*** Given records ***

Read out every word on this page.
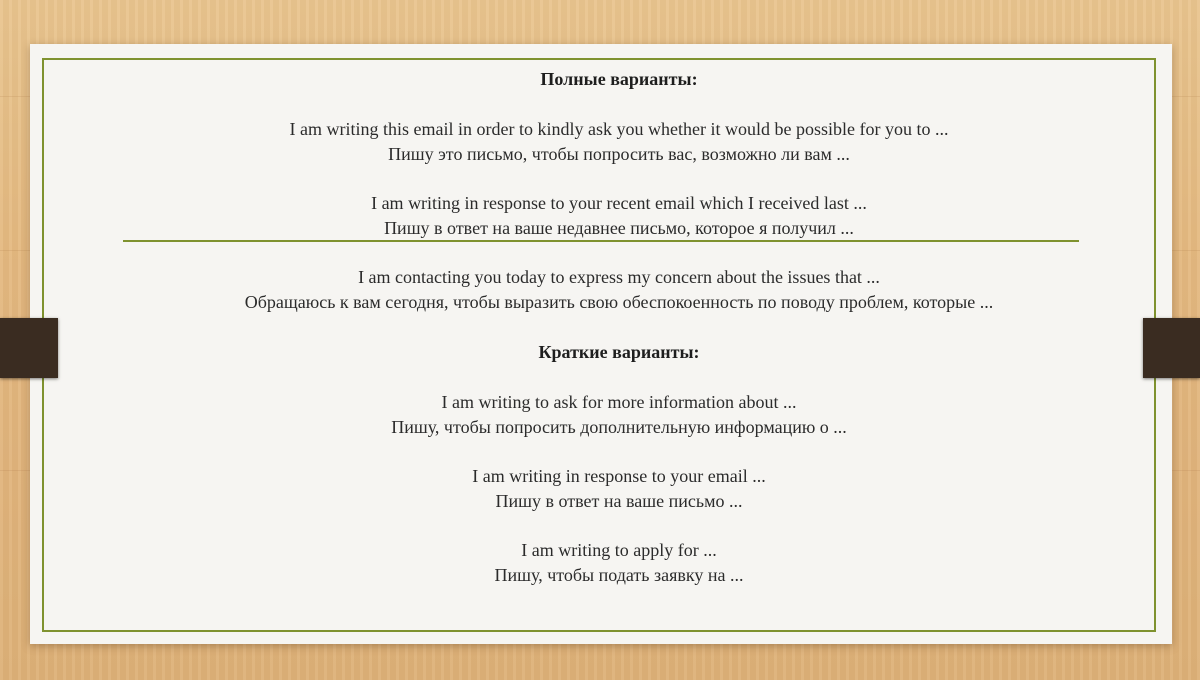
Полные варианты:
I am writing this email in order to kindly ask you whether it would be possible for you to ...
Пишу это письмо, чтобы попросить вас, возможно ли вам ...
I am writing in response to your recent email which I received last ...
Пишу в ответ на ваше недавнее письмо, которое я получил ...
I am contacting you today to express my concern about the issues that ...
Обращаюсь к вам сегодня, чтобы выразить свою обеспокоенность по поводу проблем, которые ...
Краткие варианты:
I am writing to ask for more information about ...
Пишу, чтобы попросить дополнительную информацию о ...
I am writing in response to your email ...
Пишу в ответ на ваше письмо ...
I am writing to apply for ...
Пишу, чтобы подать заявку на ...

***

Directions —
Transcribe the material exactly, and leave out whatever pictures it holds.

Reply to the exercise —
Read out every word on this page.
Полные варианты:
I am writing this email in order to kindly ask you whether it would be possible for you to ...
Пишу это письмо, чтобы попросить вас, возможно ли вам ...
I am writing in response to your recent email which I received last ...
Пишу в ответ на ваше недавнее письмо, которое я получил ...
I am contacting you today to express my concern about the issues that ...
Обращаюсь к вам сегодня, чтобы выразить свою обеспокоенность по поводу проблем, которые ...
Краткие варианты:
I am writing to ask for more information about ...
Пишу, чтобы попросить дополнительную информацию о ...
I am writing in response to your email ...
Пишу в ответ на ваше письмо ...
I am writing to apply for ...
Пишу, чтобы подать заявку на ...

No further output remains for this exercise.